Your task is to transcribe the records exactly, skipping every image.

─── DATA TO USE ───

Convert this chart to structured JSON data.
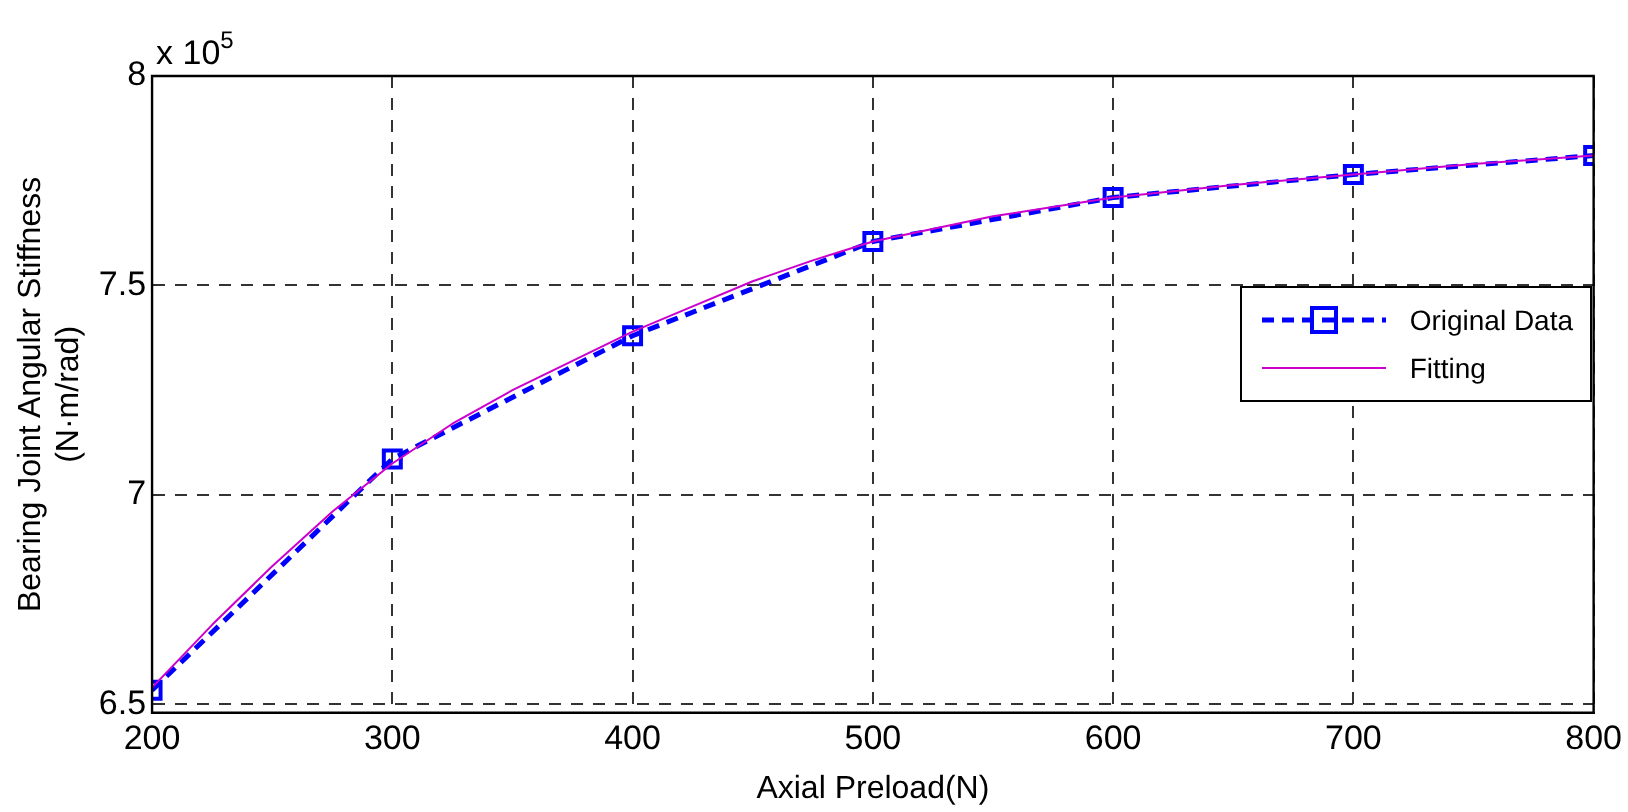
{
  "chart_data": {
    "type": "line",
    "xlabel": "Axial Preload(N)",
    "ylabel": "Bearing Joint Angular Stiffness\n(N·m/rad)",
    "annotations": [
      "x 10$^{5}$"
    ],
    "xlim": [
      200,
      800
    ],
    "xticks": [
      200,
      300,
      400,
      500,
      600,
      700,
      800
    ],
    "ylim": [
      6.48,
      8
    ],
    "yticks": [
      6.5,
      7,
      7.5,
      8
    ],
    "grid": true,
    "legend": "right",
    "series": [
      {
        "name": "Original Data",
        "color": "#0000ff",
        "marker": "square",
        "line_style": "dashed",
        "x": [
          200,
          300,
          400,
          500,
          600,
          700,
          800
        ],
        "values": [
          6.534,
          7.086,
          7.38,
          7.605,
          7.71,
          7.765,
          7.81
        ]
      },
      {
        "name": "Fitting",
        "color": "#cc00cc",
        "marker": "none",
        "line_style": "solid",
        "x": [
          200,
          225,
          250,
          275,
          300,
          325,
          350,
          375,
          400,
          425,
          450,
          475,
          500,
          550,
          600,
          650,
          700,
          750,
          800
        ],
        "values": [
          6.54,
          6.69,
          6.83,
          6.96,
          7.075,
          7.17,
          7.25,
          7.32,
          7.39,
          7.45,
          7.51,
          7.56,
          7.605,
          7.665,
          7.71,
          7.74,
          7.765,
          7.79,
          7.81
        ]
      }
    ]
  }
}
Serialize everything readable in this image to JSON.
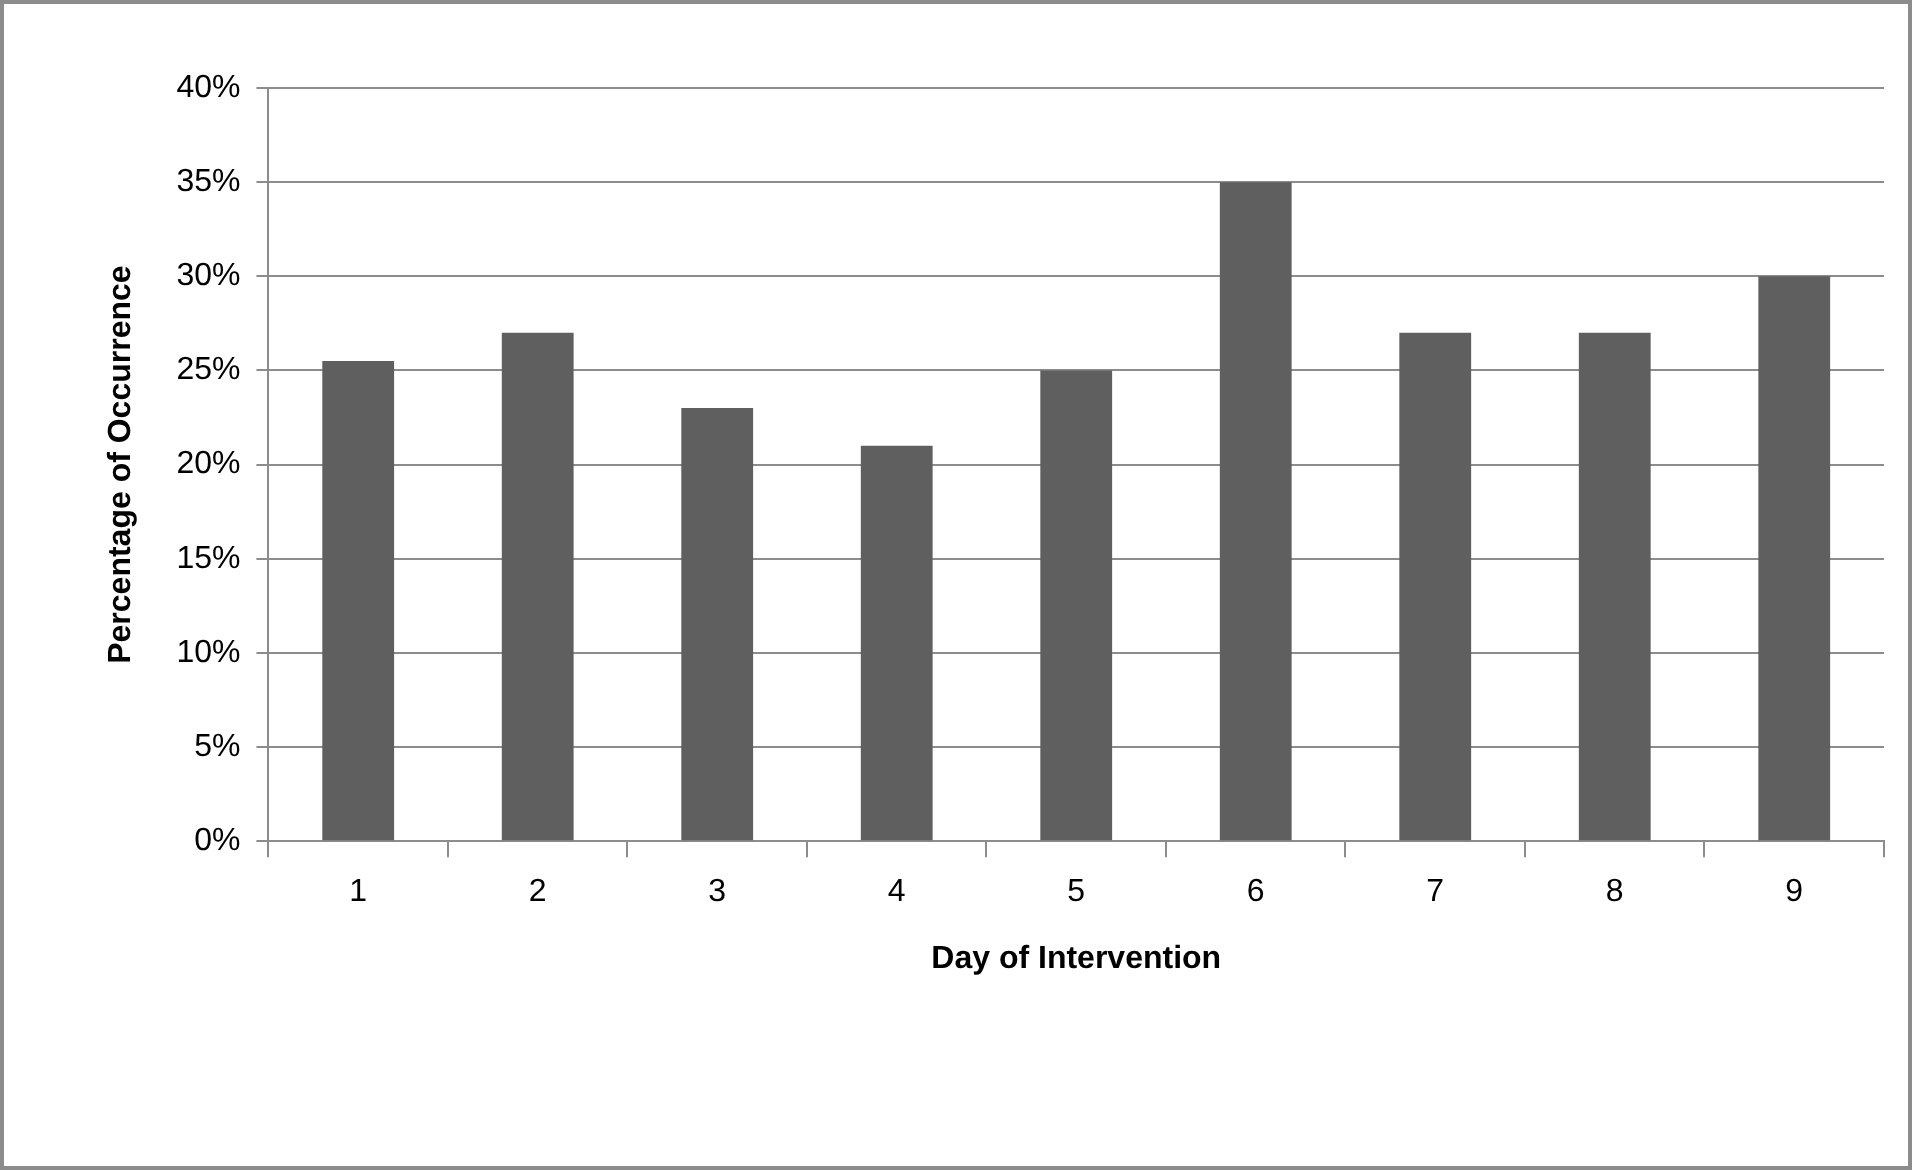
{
  "chart_data": {
    "type": "bar",
    "xlabel": "Day of Intervention",
    "ylabel": "Percentage of Occurrence",
    "categories": [
      "1",
      "2",
      "3",
      "4",
      "5",
      "6",
      "7",
      "8",
      "9"
    ],
    "values": [
      25.5,
      27,
      23,
      21,
      25,
      35,
      27,
      27,
      30
    ],
    "color": "#5f5f5f",
    "ylim": [
      0,
      40
    ],
    "yticks": [
      {
        "value": 0,
        "label": "0%"
      },
      {
        "value": 5,
        "label": "5%"
      },
      {
        "value": 10,
        "label": "10%"
      },
      {
        "value": 15,
        "label": "15%"
      },
      {
        "value": 20,
        "label": "20%"
      },
      {
        "value": 25,
        "label": "25%"
      },
      {
        "value": 30,
        "label": "30%"
      },
      {
        "value": 35,
        "label": "35%"
      },
      {
        "value": 40,
        "label": "40%"
      }
    ],
    "grid": "y",
    "legend": false
  }
}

───

#### [TASK RESULT]
Convert this chart to structured JSON data.
{
  "chart_data": {
    "type": "line",
    "xlabel": "Axial Preload(N)",
    "ylabel": "Bearing Joint Angular Stiffness\n(N·m/rad)",
    "annotations": [
      "x 10$^{5}$"
    ],
    "xlim": [
      200,
      800
    ],
    "xticks": [
      200,
      300,
      400,
      500,
      600,
      700,
      800
    ],
    "ylim": [
      6.48,
      8
    ],
    "yticks": [
      6.5,
      7,
      7.5,
      8
    ],
    "grid": true,
    "legend": "right",
    "series": [
      {
        "name": "Original Data",
        "color": "#0000ff",
        "marker": "square",
        "line_style": "dashed",
        "x": [
          200,
          300,
          400,
          500,
          600,
          700,
          800
        ],
        "values": [
          6.534,
          7.086,
          7.38,
          7.605,
          7.71,
          7.765,
          7.81
        ]
      },
      {
        "name": "Fitting",
        "color": "#cc00cc",
        "marker": "none",
        "line_style": "solid",
        "x": [
          200,
          225,
          250,
          275,
          300,
          325,
          350,
          375,
          400,
          425,
          450,
          475,
          500,
          550,
          600,
          650,
          700,
          750,
          800
        ],
        "values": [
          6.54,
          6.69,
          6.83,
          6.96,
          7.075,
          7.17,
          7.25,
          7.32,
          7.39,
          7.45,
          7.51,
          7.56,
          7.605,
          7.665,
          7.71,
          7.74,
          7.765,
          7.79,
          7.81
        ]
      }
    ]
  }
}
Serialize everything readable in this image to JSON.
{
  "chart_data": {
    "type": "bar",
    "xlabel": "Day of Intervention",
    "ylabel": "Percentage of Occurrence",
    "categories": [
      "1",
      "2",
      "3",
      "4",
      "5",
      "6",
      "7",
      "8",
      "9"
    ],
    "values": [
      25.5,
      27,
      23,
      21,
      25,
      35,
      27,
      27,
      30
    ],
    "color": "#5f5f5f",
    "ylim": [
      0,
      40
    ],
    "yticks": [
      {
        "value": 0,
        "label": "0%"
      },
      {
        "value": 5,
        "label": "5%"
      },
      {
        "value": 10,
        "label": "10%"
      },
      {
        "value": 15,
        "label": "15%"
      },
      {
        "value": 20,
        "label": "20%"
      },
      {
        "value": 25,
        "label": "25%"
      },
      {
        "value": 30,
        "label": "30%"
      },
      {
        "value": 35,
        "label": "35%"
      },
      {
        "value": 40,
        "label": "40%"
      }
    ],
    "grid": "y",
    "legend": false
  }
}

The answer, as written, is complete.